--- start ---
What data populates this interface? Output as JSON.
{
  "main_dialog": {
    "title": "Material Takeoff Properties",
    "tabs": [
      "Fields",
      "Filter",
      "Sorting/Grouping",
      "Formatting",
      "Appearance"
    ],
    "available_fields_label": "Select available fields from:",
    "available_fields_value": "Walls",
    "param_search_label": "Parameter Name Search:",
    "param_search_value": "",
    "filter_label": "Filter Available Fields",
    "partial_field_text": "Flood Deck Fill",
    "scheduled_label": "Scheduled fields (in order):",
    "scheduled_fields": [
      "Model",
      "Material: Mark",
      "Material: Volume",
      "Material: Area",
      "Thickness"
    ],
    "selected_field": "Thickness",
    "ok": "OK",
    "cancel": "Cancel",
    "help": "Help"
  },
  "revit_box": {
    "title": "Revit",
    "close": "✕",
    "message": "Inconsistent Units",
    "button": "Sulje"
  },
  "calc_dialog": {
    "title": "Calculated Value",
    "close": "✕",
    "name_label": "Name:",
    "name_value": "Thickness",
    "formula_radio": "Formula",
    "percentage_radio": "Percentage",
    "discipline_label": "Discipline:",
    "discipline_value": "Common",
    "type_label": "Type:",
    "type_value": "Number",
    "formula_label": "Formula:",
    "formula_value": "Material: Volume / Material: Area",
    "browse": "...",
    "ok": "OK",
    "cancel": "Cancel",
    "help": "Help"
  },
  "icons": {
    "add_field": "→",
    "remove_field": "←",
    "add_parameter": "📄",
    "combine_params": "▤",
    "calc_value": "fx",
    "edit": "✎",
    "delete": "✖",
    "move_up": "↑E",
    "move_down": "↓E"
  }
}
--- end ---
--- Task to carry out ---
Exact copies of all the records are required.

--- Response to the task ---
What data populates this interface? Output as JSON.
{
  "main_dialog": {
    "title": "Material Takeoff Properties",
    "tabs": [
      "Fields",
      "Filter",
      "Sorting/Grouping",
      "Formatting",
      "Appearance"
    ],
    "available_fields_label": "Select available fields from:",
    "available_fields_value": "Walls",
    "param_search_label": "Parameter Name Search:",
    "param_search_value": "",
    "filter_label": "Filter Available Fields",
    "partial_field_text": "Flood Deck Fill",
    "scheduled_label": "Scheduled fields (in order):",
    "scheduled_fields": [
      "Model",
      "Material: Mark",
      "Material: Volume",
      "Material: Area",
      "Thickness"
    ],
    "selected_field": "Thickness",
    "ok": "OK",
    "cancel": "Cancel",
    "help": "Help"
  },
  "revit_box": {
    "title": "Revit",
    "close": "✕",
    "message": "Inconsistent Units",
    "button": "Sulje"
  },
  "calc_dialog": {
    "title": "Calculated Value",
    "close": "✕",
    "name_label": "Name:",
    "name_value": "Thickness",
    "formula_radio": "Formula",
    "percentage_radio": "Percentage",
    "discipline_label": "Discipline:",
    "discipline_value": "Common",
    "type_label": "Type:",
    "type_value": "Number",
    "formula_label": "Formula:",
    "formula_value": "Material: Volume / Material: Area",
    "browse": "...",
    "ok": "OK",
    "cancel": "Cancel",
    "help": "Help"
  },
  "icons": {
    "add_field": "→",
    "remove_field": "←",
    "add_parameter": "📄",
    "combine_params": "▤",
    "calc_value": "fx",
    "edit": "✎",
    "delete": "✖",
    "move_up": "↑E",
    "move_down": "↓E"
  }
}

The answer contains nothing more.